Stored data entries
──────

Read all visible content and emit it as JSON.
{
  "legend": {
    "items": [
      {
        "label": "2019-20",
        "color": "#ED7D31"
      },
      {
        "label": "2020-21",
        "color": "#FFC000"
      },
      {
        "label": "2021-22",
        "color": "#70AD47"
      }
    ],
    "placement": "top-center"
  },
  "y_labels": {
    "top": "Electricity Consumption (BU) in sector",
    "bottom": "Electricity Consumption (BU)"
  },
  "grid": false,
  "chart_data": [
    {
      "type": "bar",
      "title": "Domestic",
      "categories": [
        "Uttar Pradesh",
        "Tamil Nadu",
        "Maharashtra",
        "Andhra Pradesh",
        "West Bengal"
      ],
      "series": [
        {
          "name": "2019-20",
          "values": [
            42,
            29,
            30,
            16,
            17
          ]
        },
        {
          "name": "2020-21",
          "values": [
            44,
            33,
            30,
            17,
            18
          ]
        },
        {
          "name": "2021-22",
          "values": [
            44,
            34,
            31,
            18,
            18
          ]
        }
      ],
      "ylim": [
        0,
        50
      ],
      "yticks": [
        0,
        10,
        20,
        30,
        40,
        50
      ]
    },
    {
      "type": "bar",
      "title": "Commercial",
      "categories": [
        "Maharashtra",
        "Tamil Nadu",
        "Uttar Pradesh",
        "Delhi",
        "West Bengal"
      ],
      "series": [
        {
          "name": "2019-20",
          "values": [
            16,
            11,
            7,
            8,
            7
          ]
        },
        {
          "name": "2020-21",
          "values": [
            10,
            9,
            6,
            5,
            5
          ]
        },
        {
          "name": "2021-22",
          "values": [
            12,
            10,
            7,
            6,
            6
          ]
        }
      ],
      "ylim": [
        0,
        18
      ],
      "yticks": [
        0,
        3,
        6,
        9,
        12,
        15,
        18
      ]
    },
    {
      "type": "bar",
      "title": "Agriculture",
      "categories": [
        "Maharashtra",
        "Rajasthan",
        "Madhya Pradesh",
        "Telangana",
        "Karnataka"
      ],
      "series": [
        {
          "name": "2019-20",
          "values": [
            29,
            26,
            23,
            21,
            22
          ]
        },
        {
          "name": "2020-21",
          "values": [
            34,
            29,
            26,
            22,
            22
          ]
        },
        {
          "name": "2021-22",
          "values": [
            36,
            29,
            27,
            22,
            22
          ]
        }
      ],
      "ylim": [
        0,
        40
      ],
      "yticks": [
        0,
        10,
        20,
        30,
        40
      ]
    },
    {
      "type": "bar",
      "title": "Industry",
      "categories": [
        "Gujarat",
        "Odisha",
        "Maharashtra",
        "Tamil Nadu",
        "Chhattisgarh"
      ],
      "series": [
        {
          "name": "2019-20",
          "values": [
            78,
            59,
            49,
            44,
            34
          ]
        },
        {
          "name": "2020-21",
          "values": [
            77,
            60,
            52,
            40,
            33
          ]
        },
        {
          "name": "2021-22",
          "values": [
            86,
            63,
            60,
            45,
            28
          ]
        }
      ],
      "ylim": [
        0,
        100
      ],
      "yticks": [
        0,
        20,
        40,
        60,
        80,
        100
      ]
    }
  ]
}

──────

The exercise: Make an exact copy of the records.

Finished exercise:
Read all visible content and emit it as JSON.
{
  "legend": {
    "items": [
      {
        "label": "2019-20",
        "color": "#ED7D31"
      },
      {
        "label": "2020-21",
        "color": "#FFC000"
      },
      {
        "label": "2021-22",
        "color": "#70AD47"
      }
    ],
    "placement": "top-center"
  },
  "y_labels": {
    "top": "Electricity Consumption (BU) in sector",
    "bottom": "Electricity Consumption (BU)"
  },
  "grid": false,
  "chart_data": [
    {
      "type": "bar",
      "title": "Domestic",
      "categories": [
        "Uttar Pradesh",
        "Tamil Nadu",
        "Maharashtra",
        "Andhra Pradesh",
        "West Bengal"
      ],
      "series": [
        {
          "name": "2019-20",
          "values": [
            42,
            29,
            30,
            16,
            17
          ]
        },
        {
          "name": "2020-21",
          "values": [
            44,
            33,
            30,
            17,
            18
          ]
        },
        {
          "name": "2021-22",
          "values": [
            44,
            34,
            31,
            18,
            18
          ]
        }
      ],
      "ylim": [
        0,
        50
      ],
      "yticks": [
        0,
        10,
        20,
        30,
        40,
        50
      ]
    },
    {
      "type": "bar",
      "title": "Commercial",
      "categories": [
        "Maharashtra",
        "Tamil Nadu",
        "Uttar Pradesh",
        "Delhi",
        "West Bengal"
      ],
      "series": [
        {
          "name": "2019-20",
          "values": [
            16,
            11,
            7,
            8,
            7
          ]
        },
        {
          "name": "2020-21",
          "values": [
            10,
            9,
            6,
            5,
            5
          ]
        },
        {
          "name": "2021-22",
          "values": [
            12,
            10,
            7,
            6,
            6
          ]
        }
      ],
      "ylim": [
        0,
        18
      ],
      "yticks": [
        0,
        3,
        6,
        9,
        12,
        15,
        18
      ]
    },
    {
      "type": "bar",
      "title": "Agriculture",
      "categories": [
        "Maharashtra",
        "Rajasthan",
        "Madhya Pradesh",
        "Telangana",
        "Karnataka"
      ],
      "series": [
        {
          "name": "2019-20",
          "values": [
            29,
            26,
            23,
            21,
            22
          ]
        },
        {
          "name": "2020-21",
          "values": [
            34,
            29,
            26,
            22,
            22
          ]
        },
        {
          "name": "2021-22",
          "values": [
            36,
            29,
            27,
            22,
            22
          ]
        }
      ],
      "ylim": [
        0,
        40
      ],
      "yticks": [
        0,
        10,
        20,
        30,
        40
      ]
    },
    {
      "type": "bar",
      "title": "Industry",
      "categories": [
        "Gujarat",
        "Odisha",
        "Maharashtra",
        "Tamil Nadu",
        "Chhattisgarh"
      ],
      "series": [
        {
          "name": "2019-20",
          "values": [
            78,
            59,
            49,
            44,
            34
          ]
        },
        {
          "name": "2020-21",
          "values": [
            77,
            60,
            52,
            40,
            33
          ]
        },
        {
          "name": "2021-22",
          "values": [
            86,
            63,
            60,
            45,
            28
          ]
        }
      ],
      "ylim": [
        0,
        100
      ],
      "yticks": [
        0,
        20,
        40,
        60,
        80,
        100
      ]
    }
  ]
}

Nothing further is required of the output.